╔══

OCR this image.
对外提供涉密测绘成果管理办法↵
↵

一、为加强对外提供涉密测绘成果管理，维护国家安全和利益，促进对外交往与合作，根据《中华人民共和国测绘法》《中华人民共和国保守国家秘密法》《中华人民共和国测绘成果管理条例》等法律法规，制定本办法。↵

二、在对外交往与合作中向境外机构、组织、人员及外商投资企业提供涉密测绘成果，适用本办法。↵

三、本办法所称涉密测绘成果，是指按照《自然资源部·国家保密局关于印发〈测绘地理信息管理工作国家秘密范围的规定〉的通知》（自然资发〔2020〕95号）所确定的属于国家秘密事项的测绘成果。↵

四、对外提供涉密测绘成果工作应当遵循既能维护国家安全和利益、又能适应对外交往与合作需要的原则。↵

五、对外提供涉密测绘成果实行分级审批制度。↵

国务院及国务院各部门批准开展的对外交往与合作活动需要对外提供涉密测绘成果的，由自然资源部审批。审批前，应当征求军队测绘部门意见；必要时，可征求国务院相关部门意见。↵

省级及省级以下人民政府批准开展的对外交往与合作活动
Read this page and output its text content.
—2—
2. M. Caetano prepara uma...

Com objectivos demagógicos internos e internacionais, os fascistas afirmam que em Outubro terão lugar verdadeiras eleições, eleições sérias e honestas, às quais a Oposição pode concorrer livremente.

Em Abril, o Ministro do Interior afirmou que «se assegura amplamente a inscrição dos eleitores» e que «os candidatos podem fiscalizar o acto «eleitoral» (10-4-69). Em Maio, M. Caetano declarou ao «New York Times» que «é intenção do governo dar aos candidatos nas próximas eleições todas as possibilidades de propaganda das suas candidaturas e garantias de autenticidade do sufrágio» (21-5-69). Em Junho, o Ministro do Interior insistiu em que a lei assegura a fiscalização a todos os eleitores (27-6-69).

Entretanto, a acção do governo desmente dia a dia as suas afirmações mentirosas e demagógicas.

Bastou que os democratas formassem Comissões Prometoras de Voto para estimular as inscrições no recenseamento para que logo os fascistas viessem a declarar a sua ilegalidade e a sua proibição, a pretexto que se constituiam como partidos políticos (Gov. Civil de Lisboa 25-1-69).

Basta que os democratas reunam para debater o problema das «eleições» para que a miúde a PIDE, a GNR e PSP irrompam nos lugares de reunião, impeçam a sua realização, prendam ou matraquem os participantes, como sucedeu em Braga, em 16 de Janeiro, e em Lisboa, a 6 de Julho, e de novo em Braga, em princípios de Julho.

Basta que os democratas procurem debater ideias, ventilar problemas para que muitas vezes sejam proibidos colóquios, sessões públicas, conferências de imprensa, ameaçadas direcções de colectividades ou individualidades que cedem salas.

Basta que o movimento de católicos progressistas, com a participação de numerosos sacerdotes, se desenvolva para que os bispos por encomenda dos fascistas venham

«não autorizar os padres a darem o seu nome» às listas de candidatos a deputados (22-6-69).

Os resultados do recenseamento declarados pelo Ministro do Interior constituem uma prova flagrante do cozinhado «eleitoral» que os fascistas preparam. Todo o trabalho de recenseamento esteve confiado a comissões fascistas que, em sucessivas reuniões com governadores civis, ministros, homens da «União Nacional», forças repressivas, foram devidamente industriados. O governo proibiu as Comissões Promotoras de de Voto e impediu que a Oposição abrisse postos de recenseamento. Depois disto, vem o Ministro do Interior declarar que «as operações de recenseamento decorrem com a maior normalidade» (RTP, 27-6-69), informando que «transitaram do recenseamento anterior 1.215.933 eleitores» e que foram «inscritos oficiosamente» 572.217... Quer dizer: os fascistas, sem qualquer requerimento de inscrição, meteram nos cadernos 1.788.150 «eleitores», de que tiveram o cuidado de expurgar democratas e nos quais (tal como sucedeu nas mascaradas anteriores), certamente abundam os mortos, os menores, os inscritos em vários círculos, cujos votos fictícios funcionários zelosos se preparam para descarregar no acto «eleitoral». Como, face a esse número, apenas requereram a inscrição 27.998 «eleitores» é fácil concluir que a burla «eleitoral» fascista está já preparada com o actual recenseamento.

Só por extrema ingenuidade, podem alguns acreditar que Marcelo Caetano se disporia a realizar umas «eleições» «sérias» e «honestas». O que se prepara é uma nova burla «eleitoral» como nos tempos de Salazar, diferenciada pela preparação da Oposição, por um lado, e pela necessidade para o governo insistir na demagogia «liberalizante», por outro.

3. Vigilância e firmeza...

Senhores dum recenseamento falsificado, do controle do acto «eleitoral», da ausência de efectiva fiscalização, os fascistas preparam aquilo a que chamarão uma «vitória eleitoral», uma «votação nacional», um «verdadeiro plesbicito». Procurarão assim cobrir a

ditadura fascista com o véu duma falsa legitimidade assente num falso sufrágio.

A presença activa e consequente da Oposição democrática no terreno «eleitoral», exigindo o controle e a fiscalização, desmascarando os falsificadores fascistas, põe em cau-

╚══

* TASK DETAILS
Your task is to transcribe the listing above in full, exactly as given.

* RESULT OF THE TASK
OCR this image.
对外提供涉密测绘成果管理办法↵
↵

一、为加强对外提供涉密测绘成果管理，维护国家安全和利益，促进对外交往与合作，根据《中华人民共和国测绘法》《中华人民共和国保守国家秘密法》《中华人民共和国测绘成果管理条例》等法律法规，制定本办法。↵

二、在对外交往与合作中向境外机构、组织、人员及外商投资企业提供涉密测绘成果，适用本办法。↵

三、本办法所称涉密测绘成果，是指按照《自然资源部·国家保密局关于印发〈测绘地理信息管理工作国家秘密范围的规定〉的通知》（自然资发〔2020〕95号）所确定的属于国家秘密事项的测绘成果。↵

四、对外提供涉密测绘成果工作应当遵循既能维护国家安全和利益、又能适应对外交往与合作需要的原则。↵

五、对外提供涉密测绘成果实行分级审批制度。↵

国务院及国务院各部门批准开展的对外交往与合作活动需要对外提供涉密测绘成果的，由自然资源部审批。审批前，应当征求军队测绘部门意见；必要时，可征求国务院相关部门意见。↵

省级及省级以下人民政府批准开展的对外交往与合作活动
Read this page and output its text content.
—2—
2. M. Caetano prepara uma...

Com objectivos demagógicos internos e internacionais, os fascistas afirmam que em Outubro terão lugar verdadeiras eleições, eleições sérias e honestas, às quais a Oposição pode concorrer livremente.

Em Abril, o Ministro do Interior afirmou que «se assegura amplamente a inscrição dos eleitores» e que «os candidatos podem fiscalizar o acto «eleitoral» (10-4-69). Em Maio, M. Caetano declarou ao «New York Times» que «é intenção do governo dar aos candidatos nas próximas eleições todas as possibilidades de propaganda das suas candidaturas e garantias de autenticidade do sufrágio» (21-5-69). Em Junho, o Ministro do Interior insistiu em que a lei assegura a fiscalização a todos os eleitores (27-6-69).

Entretanto, a acção do governo desmente dia a dia as suas afirmações mentirosas e demagógicas.

Bastou que os democratas formassem Comissões Prometoras de Voto para estimular as inscrições no recenseamento para que logo os fascistas viessem a declarar a sua ilegalidade e a sua proibição, a pretexto que se constituiam como partidos políticos (Gov. Civil de Lisboa 25-1-69).

Basta que os democratas reunam para debater o problema das «eleições» para que a miúde a PIDE, a GNR e PSP irrompam nos lugares de reunião, impeçam a sua realização, prendam ou matraquem os participantes, como sucedeu em Braga, em 16 de Janeiro, e em Lisboa, a 6 de Julho, e de novo em Braga, em princípios de Julho.

Basta que os democratas procurem debater ideias, ventilar problemas para que muitas vezes sejam proibidos colóquios, sessões públicas, conferências de imprensa, ameaçadas direcções de colectividades ou individualidades que cedem salas.

Basta que o movimento de católicos progressistas, com a participação de numerosos sacerdotes, se desenvolva para que os bispos por encomenda dos fascistas venham

«não autorizar os padres a darem o seu nome» às listas de candidatos a deputados (22-6-69).

Os resultados do recenseamento declarados pelo Ministro do Interior constituem uma prova flagrante do cozinhado «eleitoral» que os fascistas preparam. Todo o trabalho de recenseamento esteve confiado a comissões fascistas que, em sucessivas reuniões com governadores civis, ministros, homens da «União Nacional», forças repressivas, foram devidamente industriados. O governo proibiu as Comissões Promotoras de de Voto e impediu que a Oposição abrisse postos de recenseamento. Depois disto, vem o Ministro do Interior declarar que «as operações de recenseamento decorrem com a maior normalidade» (RTP, 27-6-69), informando que «transitaram do recenseamento anterior 1.215.933 eleitores» e que foram «inscritos oficiosamente» 572.217... Quer dizer: os fascistas, sem qualquer requerimento de inscrição, meteram nos cadernos 1.788.150 «eleitores», de que tiveram o cuidado de expurgar democratas e nos quais (tal como sucedeu nas mascaradas anteriores), certamente abundam os mortos, os menores, os inscritos em vários círculos, cujos votos fictícios funcionários zelosos se preparam para descarregar no acto «eleitoral». Como, face a esse número, apenas requereram a inscrição 27.998 «eleitores» é fácil concluir que a burla «eleitoral» fascista está já preparada com o actual recenseamento.

Só por extrema ingenuidade, podem alguns acreditar que Marcelo Caetano se disporia a realizar umas «eleições» «sérias» e «honestas». O que se prepara é uma nova burla «eleitoral» como nos tempos de Salazar, diferenciada pela preparação da Oposição, por um lado, e pela necessidade para o governo insistir na demagogia «liberalizante», por outro.

3. Vigilância e firmeza...

Senhores dum recenseamento falsificado, do controle do acto «eleitoral», da ausência de efectiva fiscalização, os fascistas preparam aquilo a que chamarão uma «vitória eleitoral», uma «votação nacional», um «verdadeiro plesbicito». Procurarão assim cobrir a

ditadura fascista com o véu duma falsa legitimidade assente num falso sufrágio.

A presença activa e consequente da Oposição democrática no terreno «eleitoral», exigindo o controle e a fiscalização, desmascarando os falsificadores fascistas, põe em cau-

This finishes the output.